### WHAT IS REQUIRED
Check the listing below line by line and report how many lines hold "text", with no other words.

Part of a data file:
....
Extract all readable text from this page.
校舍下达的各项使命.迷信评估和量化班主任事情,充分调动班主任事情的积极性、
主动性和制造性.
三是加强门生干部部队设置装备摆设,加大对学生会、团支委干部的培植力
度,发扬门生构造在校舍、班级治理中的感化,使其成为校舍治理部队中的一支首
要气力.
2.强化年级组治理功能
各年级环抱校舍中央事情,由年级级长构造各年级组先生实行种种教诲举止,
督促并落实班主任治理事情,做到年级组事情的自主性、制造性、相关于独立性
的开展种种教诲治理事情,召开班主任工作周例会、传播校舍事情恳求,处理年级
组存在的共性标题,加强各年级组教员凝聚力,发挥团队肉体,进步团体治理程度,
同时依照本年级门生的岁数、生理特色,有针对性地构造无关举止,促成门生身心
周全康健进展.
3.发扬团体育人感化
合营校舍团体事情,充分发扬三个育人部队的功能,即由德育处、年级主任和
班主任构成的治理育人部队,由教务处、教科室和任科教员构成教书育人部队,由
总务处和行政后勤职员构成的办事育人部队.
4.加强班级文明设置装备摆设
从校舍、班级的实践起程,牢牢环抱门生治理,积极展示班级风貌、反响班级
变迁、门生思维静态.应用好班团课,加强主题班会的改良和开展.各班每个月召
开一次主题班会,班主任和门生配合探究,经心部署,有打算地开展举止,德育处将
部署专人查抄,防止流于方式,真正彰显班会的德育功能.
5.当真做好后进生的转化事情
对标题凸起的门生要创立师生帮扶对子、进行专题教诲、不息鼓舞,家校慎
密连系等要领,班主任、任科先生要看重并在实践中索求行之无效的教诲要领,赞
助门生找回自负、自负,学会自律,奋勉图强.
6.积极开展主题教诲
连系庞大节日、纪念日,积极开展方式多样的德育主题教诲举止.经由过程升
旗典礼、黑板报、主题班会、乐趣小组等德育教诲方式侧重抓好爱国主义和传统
....
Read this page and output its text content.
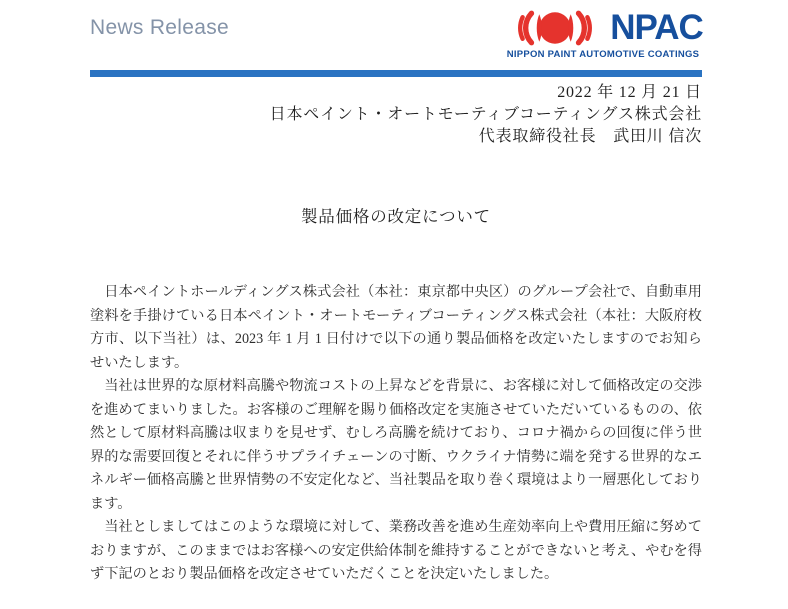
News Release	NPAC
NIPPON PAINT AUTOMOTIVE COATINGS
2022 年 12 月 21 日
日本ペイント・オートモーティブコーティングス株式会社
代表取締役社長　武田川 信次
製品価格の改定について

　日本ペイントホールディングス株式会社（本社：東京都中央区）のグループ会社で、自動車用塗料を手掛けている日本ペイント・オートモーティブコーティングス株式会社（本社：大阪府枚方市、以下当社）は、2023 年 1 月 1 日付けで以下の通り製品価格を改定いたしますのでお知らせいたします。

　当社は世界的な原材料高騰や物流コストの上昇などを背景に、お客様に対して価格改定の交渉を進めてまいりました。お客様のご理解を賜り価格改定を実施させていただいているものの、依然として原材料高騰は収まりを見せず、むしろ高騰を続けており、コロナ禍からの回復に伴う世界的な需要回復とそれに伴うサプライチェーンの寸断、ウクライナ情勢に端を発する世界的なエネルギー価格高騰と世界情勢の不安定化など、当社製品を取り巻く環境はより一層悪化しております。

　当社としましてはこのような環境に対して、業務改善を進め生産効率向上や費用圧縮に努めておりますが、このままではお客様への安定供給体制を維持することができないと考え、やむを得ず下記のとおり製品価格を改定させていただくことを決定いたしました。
....
### TASK ANSWER
2